Dataset items:
+ + + + + + +
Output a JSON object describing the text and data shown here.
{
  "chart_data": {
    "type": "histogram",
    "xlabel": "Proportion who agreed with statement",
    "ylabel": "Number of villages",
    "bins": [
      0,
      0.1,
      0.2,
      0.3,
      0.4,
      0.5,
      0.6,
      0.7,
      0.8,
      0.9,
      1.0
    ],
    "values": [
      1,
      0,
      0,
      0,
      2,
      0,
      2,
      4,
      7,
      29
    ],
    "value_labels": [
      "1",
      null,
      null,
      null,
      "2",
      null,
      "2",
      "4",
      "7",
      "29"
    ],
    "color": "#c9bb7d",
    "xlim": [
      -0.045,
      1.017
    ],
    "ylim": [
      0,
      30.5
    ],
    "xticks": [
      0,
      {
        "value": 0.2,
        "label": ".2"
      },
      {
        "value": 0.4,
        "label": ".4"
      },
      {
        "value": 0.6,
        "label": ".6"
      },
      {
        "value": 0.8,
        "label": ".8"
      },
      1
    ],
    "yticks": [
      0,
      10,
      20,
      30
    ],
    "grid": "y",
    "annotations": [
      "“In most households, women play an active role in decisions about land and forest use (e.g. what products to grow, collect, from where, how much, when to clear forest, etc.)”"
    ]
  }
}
+ + + + + + +
§ **Written instruction**
Reproduce all of the data exactly as given.

§ **Answer to the task**
Output a JSON object describing the text and data shown here.
{
  "chart_data": {
    "type": "histogram",
    "xlabel": "Proportion who agreed with statement",
    "ylabel": "Number of villages",
    "bins": [
      0,
      0.1,
      0.2,
      0.3,
      0.4,
      0.5,
      0.6,
      0.7,
      0.8,
      0.9,
      1.0
    ],
    "values": [
      1,
      0,
      0,
      0,
      2,
      0,
      2,
      4,
      7,
      29
    ],
    "value_labels": [
      "1",
      null,
      null,
      null,
      "2",
      null,
      "2",
      "4",
      "7",
      "29"
    ],
    "color": "#c9bb7d",
    "xlim": [
      -0.045,
      1.017
    ],
    "ylim": [
      0,
      30.5
    ],
    "xticks": [
      0,
      {
        "value": 0.2,
        "label": ".2"
      },
      {
        "value": 0.4,
        "label": ".4"
      },
      {
        "value": 0.6,
        "label": ".6"
      },
      {
        "value": 0.8,
        "label": ".8"
      },
      1
    ],
    "yticks": [
      0,
      10,
      20,
      30
    ],
    "grid": "y",
    "annotations": [
      "“In most households, women play an active role in decisions about land and forest use (e.g. what products to grow, collect, from where, how much, when to clear forest, etc.)”"
    ]
  }
}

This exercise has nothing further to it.